▶ [Work to be completed]
Your task is to repeat the entries exactly. Leave the pictures out.

-=-=-

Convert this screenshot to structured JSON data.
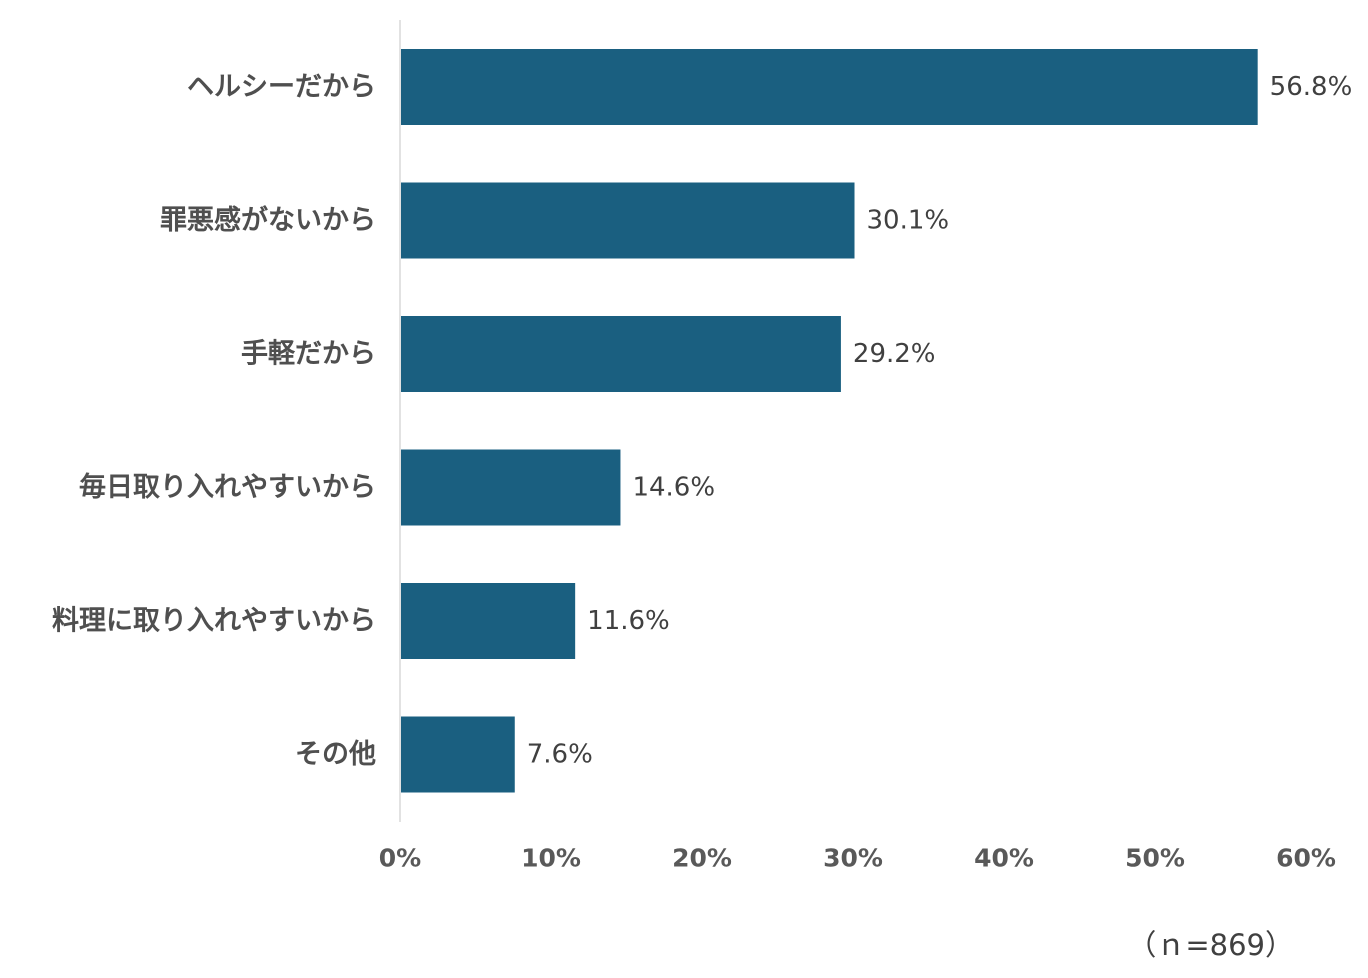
{
  "chart_data": {
    "type": "bar",
    "orientation": "horizontal",
    "categories": [
      "ヘルシーだから",
      "罪悪感がないから",
      "手軽だから",
      "毎日取り入れやすいから",
      "料理に取り入れやすいから",
      "その他"
    ],
    "values": [
      56.8,
      30.1,
      29.2,
      14.6,
      11.6,
      7.6
    ],
    "value_labels": [
      "56.8%",
      "30.1%",
      "29.2%",
      "14.6%",
      "11.6%",
      "7.6%"
    ],
    "xlim": [
      0,
      60
    ],
    "xticks": [
      0,
      10,
      20,
      30,
      40,
      50,
      60
    ],
    "xtick_labels": [
      "0%",
      "10%",
      "20%",
      "30%",
      "40%",
      "50%",
      "60%"
    ],
    "bar_color": "#1a5f80",
    "grid": false,
    "title": "",
    "xlabel": "",
    "ylabel": ""
  },
  "note": "（ｎ=869）"
}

-=-=-

▶ [Full answer]
Convert this screenshot to structured JSON data.
{
  "chart_data": {
    "type": "bar",
    "orientation": "horizontal",
    "categories": [
      "ヘルシーだから",
      "罪悪感がないから",
      "手軽だから",
      "毎日取り入れやすいから",
      "料理に取り入れやすいから",
      "その他"
    ],
    "values": [
      56.8,
      30.1,
      29.2,
      14.6,
      11.6,
      7.6
    ],
    "value_labels": [
      "56.8%",
      "30.1%",
      "29.2%",
      "14.6%",
      "11.6%",
      "7.6%"
    ],
    "xlim": [
      0,
      60
    ],
    "xticks": [
      0,
      10,
      20,
      30,
      40,
      50,
      60
    ],
    "xtick_labels": [
      "0%",
      "10%",
      "20%",
      "30%",
      "40%",
      "50%",
      "60%"
    ],
    "bar_color": "#1a5f80",
    "grid": false,
    "title": "",
    "xlabel": "",
    "ylabel": ""
  },
  "note": "（ｎ=869）"
}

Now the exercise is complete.